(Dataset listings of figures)
BEGIN

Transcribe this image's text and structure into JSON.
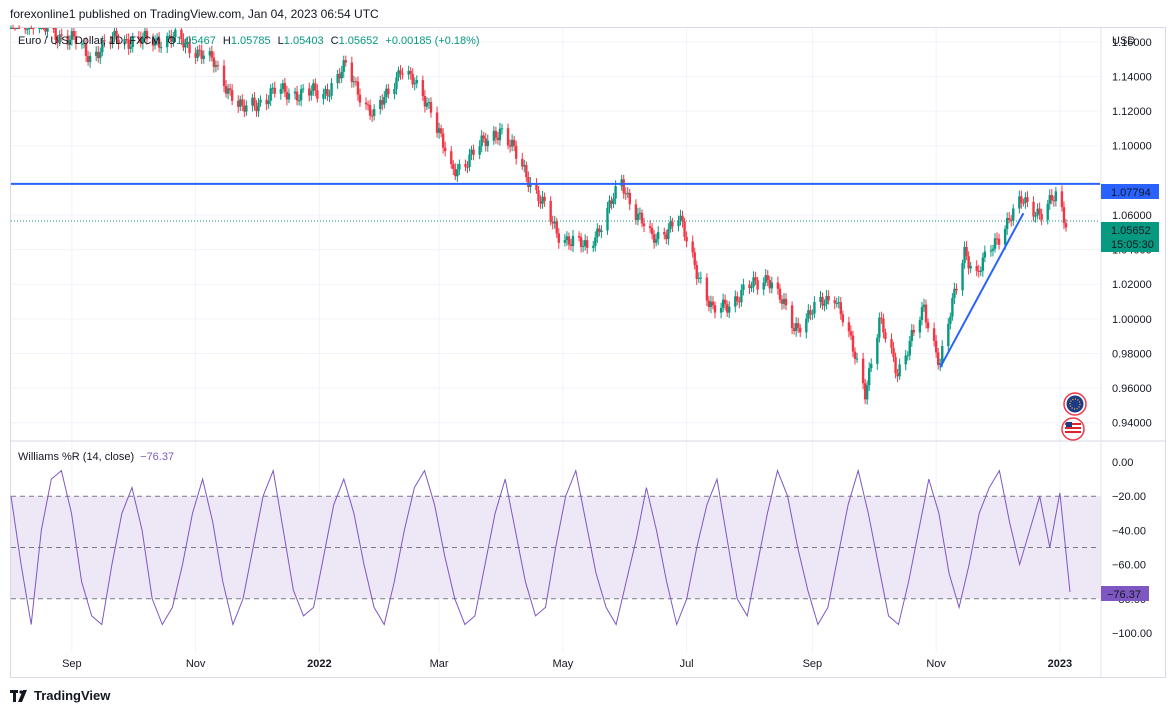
{
  "header": {
    "publisher": "forexonline1 published on TradingView.com, Jan 04, 2023 06:54 UTC"
  },
  "legend": {
    "symbol": "Euro / U.S. Dollar, 1D, FXCM",
    "open_label": "O",
    "open": "1.05467",
    "high_label": "H",
    "high": "1.05785",
    "low_label": "L",
    "low": "1.05403",
    "close_label": "C",
    "close": "1.05652",
    "change": "+0.00185 (+0.18%)"
  },
  "currency": "USD",
  "price_axis": {
    "ticks": [
      "1.16000",
      "1.14000",
      "1.12000",
      "1.10000",
      "1.06000",
      "1.04000",
      "1.02000",
      "1.00000",
      "0.98000",
      "0.96000",
      "0.94000"
    ]
  },
  "badges": {
    "level": "1.07794",
    "last_price": "1.05652",
    "countdown": "15:05:30"
  },
  "time_axis": {
    "labels": [
      "Sep",
      "Nov",
      "2022",
      "Mar",
      "May",
      "Jul",
      "Sep",
      "Nov",
      "2023"
    ]
  },
  "oscillator": {
    "title": "Williams %R (14, close)",
    "value": "−76.37",
    "ticks": [
      "0.00",
      "−20.00",
      "−40.00",
      "−60.00",
      "−80.00",
      "−100.00"
    ],
    "badge": "−76.37"
  },
  "footer": {
    "brand": "TradingView"
  },
  "colors": {
    "up": "#089981",
    "down": "#f23645",
    "level_line": "#2962ff",
    "trend_line": "#2962ff",
    "wr_line": "#7e57c2",
    "wr_band": "#ede7f6"
  },
  "chart_data": {
    "type": "candlestick",
    "symbol": "EURUSD",
    "interval": "1D",
    "x_range": [
      "2021-08-02",
      "2023-01-04"
    ],
    "ylim": [
      0.93,
      1.168
    ],
    "horizontal_level": 1.07794,
    "last_close": 1.05652,
    "trend_line": {
      "from": [
        "2022-11-03",
        0.972
      ],
      "to": [
        "2022-12-14",
        1.061
      ]
    },
    "close_path": [
      {
        "date": "2021-08-10",
        "close": 1.172
      },
      {
        "date": "2021-09-03",
        "close": 1.16
      },
      {
        "date": "2021-09-10",
        "close": 1.152
      },
      {
        "date": "2021-09-24",
        "close": 1.163
      },
      {
        "date": "2021-10-01",
        "close": 1.16
      },
      {
        "date": "2021-10-20",
        "close": 1.162
      },
      {
        "date": "2021-11-01",
        "close": 1.156
      },
      {
        "date": "2021-11-10",
        "close": 1.147
      },
      {
        "date": "2021-11-24",
        "close": 1.12
      },
      {
        "date": "2021-12-10",
        "close": 1.131
      },
      {
        "date": "2022-01-03",
        "close": 1.13
      },
      {
        "date": "2022-01-14",
        "close": 1.145
      },
      {
        "date": "2022-01-28",
        "close": 1.116
      },
      {
        "date": "2022-02-10",
        "close": 1.145
      },
      {
        "date": "2022-02-25",
        "close": 1.123
      },
      {
        "date": "2022-03-07",
        "close": 1.084
      },
      {
        "date": "2022-03-31",
        "close": 1.11
      },
      {
        "date": "2022-04-14",
        "close": 1.082
      },
      {
        "date": "2022-04-28",
        "close": 1.05
      },
      {
        "date": "2022-05-13",
        "close": 1.04
      },
      {
        "date": "2022-05-30",
        "close": 1.078
      },
      {
        "date": "2022-06-14",
        "close": 1.045
      },
      {
        "date": "2022-06-27",
        "close": 1.058
      },
      {
        "date": "2022-07-14",
        "close": 1.003
      },
      {
        "date": "2022-08-10",
        "close": 1.025
      },
      {
        "date": "2022-08-23",
        "close": 0.995
      },
      {
        "date": "2022-09-12",
        "close": 1.015
      },
      {
        "date": "2022-09-27",
        "close": 0.959
      },
      {
        "date": "2022-10-04",
        "close": 0.998
      },
      {
        "date": "2022-10-13",
        "close": 0.97
      },
      {
        "date": "2022-10-26",
        "close": 1.005
      },
      {
        "date": "2022-11-03",
        "close": 0.975
      },
      {
        "date": "2022-11-15",
        "close": 1.04
      },
      {
        "date": "2022-11-21",
        "close": 1.025
      },
      {
        "date": "2022-12-05",
        "close": 1.055
      },
      {
        "date": "2022-12-14",
        "close": 1.068
      },
      {
        "date": "2022-12-23",
        "close": 1.061
      },
      {
        "date": "2022-12-30",
        "close": 1.07
      },
      {
        "date": "2023-01-04",
        "close": 1.0565
      }
    ],
    "williams_r": {
      "period": 14,
      "last": -76.37,
      "ylim": [
        -100,
        0
      ],
      "levels": [
        -20,
        -50,
        -80
      ],
      "values": [
        -20,
        -60,
        -95,
        -40,
        -10,
        -5,
        -30,
        -70,
        -90,
        -95,
        -60,
        -30,
        -15,
        -40,
        -80,
        -95,
        -85,
        -60,
        -30,
        -10,
        -35,
        -70,
        -95,
        -80,
        -50,
        -20,
        -5,
        -40,
        -75,
        -90,
        -85,
        -55,
        -25,
        -10,
        -30,
        -60,
        -85,
        -95,
        -70,
        -40,
        -15,
        -5,
        -25,
        -55,
        -80,
        -95,
        -90,
        -60,
        -30,
        -10,
        -40,
        -70,
        -90,
        -85,
        -50,
        -20,
        -5,
        -35,
        -65,
        -85,
        -95,
        -70,
        -45,
        -15,
        -40,
        -70,
        -95,
        -80,
        -50,
        -25,
        -10,
        -45,
        -80,
        -90,
        -60,
        -30,
        -5,
        -20,
        -50,
        -75,
        -95,
        -85,
        -55,
        -25,
        -5,
        -30,
        -60,
        -90,
        -95,
        -70,
        -40,
        -10,
        -30,
        -65,
        -85,
        -60,
        -30,
        -15,
        -5,
        -35,
        -60,
        -40,
        -20,
        -50,
        -18,
        -76
      ]
    }
  }
}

END

Each line above is to be copied verbatim. Drop any image from the copy.

Transcribe this image's text and structure into JSON.
{
  "header": {
    "publisher": "forexonline1 published on TradingView.com, Jan 04, 2023 06:54 UTC"
  },
  "legend": {
    "symbol": "Euro / U.S. Dollar, 1D, FXCM",
    "open_label": "O",
    "open": "1.05467",
    "high_label": "H",
    "high": "1.05785",
    "low_label": "L",
    "low": "1.05403",
    "close_label": "C",
    "close": "1.05652",
    "change": "+0.00185 (+0.18%)"
  },
  "currency": "USD",
  "price_axis": {
    "ticks": [
      "1.16000",
      "1.14000",
      "1.12000",
      "1.10000",
      "1.06000",
      "1.04000",
      "1.02000",
      "1.00000",
      "0.98000",
      "0.96000",
      "0.94000"
    ]
  },
  "badges": {
    "level": "1.07794",
    "last_price": "1.05652",
    "countdown": "15:05:30"
  },
  "time_axis": {
    "labels": [
      "Sep",
      "Nov",
      "2022",
      "Mar",
      "May",
      "Jul",
      "Sep",
      "Nov",
      "2023"
    ]
  },
  "oscillator": {
    "title": "Williams %R (14, close)",
    "value": "−76.37",
    "ticks": [
      "0.00",
      "−20.00",
      "−40.00",
      "−60.00",
      "−80.00",
      "−100.00"
    ],
    "badge": "−76.37"
  },
  "footer": {
    "brand": "TradingView"
  },
  "colors": {
    "up": "#089981",
    "down": "#f23645",
    "level_line": "#2962ff",
    "trend_line": "#2962ff",
    "wr_line": "#7e57c2",
    "wr_band": "#ede7f6"
  },
  "chart_data": {
    "type": "candlestick",
    "symbol": "EURUSD",
    "interval": "1D",
    "x_range": [
      "2021-08-02",
      "2023-01-04"
    ],
    "ylim": [
      0.93,
      1.168
    ],
    "horizontal_level": 1.07794,
    "last_close": 1.05652,
    "trend_line": {
      "from": [
        "2022-11-03",
        0.972
      ],
      "to": [
        "2022-12-14",
        1.061
      ]
    },
    "close_path": [
      {
        "date": "2021-08-10",
        "close": 1.172
      },
      {
        "date": "2021-09-03",
        "close": 1.16
      },
      {
        "date": "2021-09-10",
        "close": 1.152
      },
      {
        "date": "2021-09-24",
        "close": 1.163
      },
      {
        "date": "2021-10-01",
        "close": 1.16
      },
      {
        "date": "2021-10-20",
        "close": 1.162
      },
      {
        "date": "2021-11-01",
        "close": 1.156
      },
      {
        "date": "2021-11-10",
        "close": 1.147
      },
      {
        "date": "2021-11-24",
        "close": 1.12
      },
      {
        "date": "2021-12-10",
        "close": 1.131
      },
      {
        "date": "2022-01-03",
        "close": 1.13
      },
      {
        "date": "2022-01-14",
        "close": 1.145
      },
      {
        "date": "2022-01-28",
        "close": 1.116
      },
      {
        "date": "2022-02-10",
        "close": 1.145
      },
      {
        "date": "2022-02-25",
        "close": 1.123
      },
      {
        "date": "2022-03-07",
        "close": 1.084
      },
      {
        "date": "2022-03-31",
        "close": 1.11
      },
      {
        "date": "2022-04-14",
        "close": 1.082
      },
      {
        "date": "2022-04-28",
        "close": 1.05
      },
      {
        "date": "2022-05-13",
        "close": 1.04
      },
      {
        "date": "2022-05-30",
        "close": 1.078
      },
      {
        "date": "2022-06-14",
        "close": 1.045
      },
      {
        "date": "2022-06-27",
        "close": 1.058
      },
      {
        "date": "2022-07-14",
        "close": 1.003
      },
      {
        "date": "2022-08-10",
        "close": 1.025
      },
      {
        "date": "2022-08-23",
        "close": 0.995
      },
      {
        "date": "2022-09-12",
        "close": 1.015
      },
      {
        "date": "2022-09-27",
        "close": 0.959
      },
      {
        "date": "2022-10-04",
        "close": 0.998
      },
      {
        "date": "2022-10-13",
        "close": 0.97
      },
      {
        "date": "2022-10-26",
        "close": 1.005
      },
      {
        "date": "2022-11-03",
        "close": 0.975
      },
      {
        "date": "2022-11-15",
        "close": 1.04
      },
      {
        "date": "2022-11-21",
        "close": 1.025
      },
      {
        "date": "2022-12-05",
        "close": 1.055
      },
      {
        "date": "2022-12-14",
        "close": 1.068
      },
      {
        "date": "2022-12-23",
        "close": 1.061
      },
      {
        "date": "2022-12-30",
        "close": 1.07
      },
      {
        "date": "2023-01-04",
        "close": 1.0565
      }
    ],
    "williams_r": {
      "period": 14,
      "last": -76.37,
      "ylim": [
        -100,
        0
      ],
      "levels": [
        -20,
        -50,
        -80
      ],
      "values": [
        -20,
        -60,
        -95,
        -40,
        -10,
        -5,
        -30,
        -70,
        -90,
        -95,
        -60,
        -30,
        -15,
        -40,
        -80,
        -95,
        -85,
        -60,
        -30,
        -10,
        -35,
        -70,
        -95,
        -80,
        -50,
        -20,
        -5,
        -40,
        -75,
        -90,
        -85,
        -55,
        -25,
        -10,
        -30,
        -60,
        -85,
        -95,
        -70,
        -40,
        -15,
        -5,
        -25,
        -55,
        -80,
        -95,
        -90,
        -60,
        -30,
        -10,
        -40,
        -70,
        -90,
        -85,
        -50,
        -20,
        -5,
        -35,
        -65,
        -85,
        -95,
        -70,
        -45,
        -15,
        -40,
        -70,
        -95,
        -80,
        -50,
        -25,
        -10,
        -45,
        -80,
        -90,
        -60,
        -30,
        -5,
        -20,
        -50,
        -75,
        -95,
        -85,
        -55,
        -25,
        -5,
        -30,
        -60,
        -90,
        -95,
        -70,
        -40,
        -10,
        -30,
        -65,
        -85,
        -60,
        -30,
        -15,
        -5,
        -35,
        -60,
        -40,
        -20,
        -50,
        -18,
        -76
      ]
    }
  }
}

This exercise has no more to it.